Input data
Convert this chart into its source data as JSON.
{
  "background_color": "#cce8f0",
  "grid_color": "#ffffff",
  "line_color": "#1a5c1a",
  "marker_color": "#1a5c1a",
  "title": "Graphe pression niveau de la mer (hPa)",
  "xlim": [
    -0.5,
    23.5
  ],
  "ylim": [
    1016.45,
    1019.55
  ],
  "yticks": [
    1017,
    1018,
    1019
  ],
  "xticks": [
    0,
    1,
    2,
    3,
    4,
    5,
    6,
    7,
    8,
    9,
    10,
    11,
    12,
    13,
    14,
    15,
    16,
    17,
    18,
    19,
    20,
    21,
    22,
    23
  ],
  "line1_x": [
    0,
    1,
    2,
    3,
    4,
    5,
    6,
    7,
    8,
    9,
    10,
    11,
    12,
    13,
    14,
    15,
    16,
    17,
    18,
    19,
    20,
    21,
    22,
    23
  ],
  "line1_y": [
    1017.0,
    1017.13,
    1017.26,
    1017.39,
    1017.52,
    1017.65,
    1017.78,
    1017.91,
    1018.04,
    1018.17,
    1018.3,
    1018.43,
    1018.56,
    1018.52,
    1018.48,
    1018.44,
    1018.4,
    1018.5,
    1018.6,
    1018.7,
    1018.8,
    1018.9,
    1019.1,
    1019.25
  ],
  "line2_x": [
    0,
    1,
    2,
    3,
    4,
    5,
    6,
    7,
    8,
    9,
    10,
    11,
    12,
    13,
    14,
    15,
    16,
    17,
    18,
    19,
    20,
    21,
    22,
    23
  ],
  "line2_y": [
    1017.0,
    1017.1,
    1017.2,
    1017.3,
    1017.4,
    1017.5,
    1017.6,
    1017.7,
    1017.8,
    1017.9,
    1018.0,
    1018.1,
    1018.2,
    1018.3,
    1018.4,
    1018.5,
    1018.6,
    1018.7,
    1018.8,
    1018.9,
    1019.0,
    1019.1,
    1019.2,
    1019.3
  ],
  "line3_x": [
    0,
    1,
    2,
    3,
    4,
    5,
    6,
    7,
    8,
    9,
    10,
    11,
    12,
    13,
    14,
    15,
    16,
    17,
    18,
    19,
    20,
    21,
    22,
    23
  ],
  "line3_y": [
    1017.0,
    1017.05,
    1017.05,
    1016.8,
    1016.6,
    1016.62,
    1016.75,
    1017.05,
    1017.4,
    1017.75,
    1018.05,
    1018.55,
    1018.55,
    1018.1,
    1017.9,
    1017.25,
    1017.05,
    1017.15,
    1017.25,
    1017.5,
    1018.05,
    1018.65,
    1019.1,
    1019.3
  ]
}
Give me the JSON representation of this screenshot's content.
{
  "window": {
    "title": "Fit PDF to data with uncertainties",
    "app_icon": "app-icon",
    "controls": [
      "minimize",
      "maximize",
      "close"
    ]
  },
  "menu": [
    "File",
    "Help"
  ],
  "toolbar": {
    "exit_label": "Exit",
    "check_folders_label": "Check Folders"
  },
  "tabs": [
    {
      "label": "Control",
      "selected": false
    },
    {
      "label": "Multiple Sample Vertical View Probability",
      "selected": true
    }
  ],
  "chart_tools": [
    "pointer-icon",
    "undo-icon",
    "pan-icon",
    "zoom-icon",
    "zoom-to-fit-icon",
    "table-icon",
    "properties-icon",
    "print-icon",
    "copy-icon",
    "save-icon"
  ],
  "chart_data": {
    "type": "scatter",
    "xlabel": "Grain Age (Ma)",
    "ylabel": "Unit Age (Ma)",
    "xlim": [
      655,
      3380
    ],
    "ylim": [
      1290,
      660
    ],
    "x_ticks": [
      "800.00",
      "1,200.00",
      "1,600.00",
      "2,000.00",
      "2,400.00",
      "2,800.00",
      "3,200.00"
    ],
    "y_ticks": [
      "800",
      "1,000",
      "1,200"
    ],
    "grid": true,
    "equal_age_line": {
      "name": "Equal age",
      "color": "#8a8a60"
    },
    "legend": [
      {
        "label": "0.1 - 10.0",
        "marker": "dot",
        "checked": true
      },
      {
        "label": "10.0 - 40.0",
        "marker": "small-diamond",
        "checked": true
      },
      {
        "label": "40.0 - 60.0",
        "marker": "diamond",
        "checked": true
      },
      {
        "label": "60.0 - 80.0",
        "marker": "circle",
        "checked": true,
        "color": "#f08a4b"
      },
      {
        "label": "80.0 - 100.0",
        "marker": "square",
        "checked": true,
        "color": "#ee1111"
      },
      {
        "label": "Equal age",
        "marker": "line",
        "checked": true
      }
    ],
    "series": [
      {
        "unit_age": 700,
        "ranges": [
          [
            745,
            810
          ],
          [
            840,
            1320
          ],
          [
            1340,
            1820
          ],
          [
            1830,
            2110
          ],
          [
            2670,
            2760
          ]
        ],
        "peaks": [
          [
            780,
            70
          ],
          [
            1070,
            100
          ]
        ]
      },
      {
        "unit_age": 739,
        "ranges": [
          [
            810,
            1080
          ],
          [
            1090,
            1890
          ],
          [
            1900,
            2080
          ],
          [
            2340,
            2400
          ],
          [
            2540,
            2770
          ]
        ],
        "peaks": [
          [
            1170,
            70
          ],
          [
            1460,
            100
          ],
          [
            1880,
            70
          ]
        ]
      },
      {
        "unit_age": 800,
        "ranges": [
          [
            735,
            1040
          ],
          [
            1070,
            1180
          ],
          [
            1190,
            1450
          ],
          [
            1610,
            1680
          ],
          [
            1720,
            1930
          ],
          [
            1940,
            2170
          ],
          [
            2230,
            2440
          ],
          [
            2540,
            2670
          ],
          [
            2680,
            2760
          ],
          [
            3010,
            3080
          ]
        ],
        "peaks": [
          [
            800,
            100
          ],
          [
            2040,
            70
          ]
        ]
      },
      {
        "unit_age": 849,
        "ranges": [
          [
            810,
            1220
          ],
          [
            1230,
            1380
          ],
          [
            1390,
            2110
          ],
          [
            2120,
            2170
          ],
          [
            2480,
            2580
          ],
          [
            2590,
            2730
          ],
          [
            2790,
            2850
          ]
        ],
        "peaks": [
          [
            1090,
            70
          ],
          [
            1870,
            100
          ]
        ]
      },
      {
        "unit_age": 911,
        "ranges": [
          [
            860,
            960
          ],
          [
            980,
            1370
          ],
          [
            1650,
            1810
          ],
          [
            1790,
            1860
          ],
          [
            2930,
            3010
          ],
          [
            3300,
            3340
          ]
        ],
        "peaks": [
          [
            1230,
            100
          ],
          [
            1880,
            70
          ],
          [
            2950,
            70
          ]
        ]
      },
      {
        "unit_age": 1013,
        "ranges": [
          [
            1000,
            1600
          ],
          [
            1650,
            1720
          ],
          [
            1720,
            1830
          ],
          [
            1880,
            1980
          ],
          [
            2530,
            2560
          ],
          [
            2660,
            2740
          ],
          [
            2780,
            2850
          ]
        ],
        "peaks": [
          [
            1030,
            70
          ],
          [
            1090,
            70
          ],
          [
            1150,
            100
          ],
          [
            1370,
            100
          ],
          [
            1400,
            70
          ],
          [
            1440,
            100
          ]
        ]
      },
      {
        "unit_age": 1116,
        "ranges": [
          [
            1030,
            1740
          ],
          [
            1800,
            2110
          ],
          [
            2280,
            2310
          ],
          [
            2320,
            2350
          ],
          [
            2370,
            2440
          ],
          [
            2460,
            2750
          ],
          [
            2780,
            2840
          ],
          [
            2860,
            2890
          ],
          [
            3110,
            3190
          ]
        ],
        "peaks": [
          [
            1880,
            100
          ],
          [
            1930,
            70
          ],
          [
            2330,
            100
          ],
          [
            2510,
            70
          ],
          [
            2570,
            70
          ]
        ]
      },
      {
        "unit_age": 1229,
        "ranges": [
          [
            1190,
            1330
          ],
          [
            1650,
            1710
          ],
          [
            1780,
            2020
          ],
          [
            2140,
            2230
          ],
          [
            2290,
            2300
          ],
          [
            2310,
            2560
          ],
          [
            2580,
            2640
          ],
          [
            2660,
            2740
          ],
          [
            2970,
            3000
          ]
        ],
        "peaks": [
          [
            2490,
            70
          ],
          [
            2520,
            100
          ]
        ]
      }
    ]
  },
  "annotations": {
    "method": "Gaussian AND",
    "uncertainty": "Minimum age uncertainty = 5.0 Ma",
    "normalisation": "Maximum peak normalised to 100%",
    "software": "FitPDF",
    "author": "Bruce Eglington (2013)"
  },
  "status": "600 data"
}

What you will do
Copy out every line of the data that includes the word "diamond".

Final result
        "marker": "small-diamond",
        "marker": "diamond",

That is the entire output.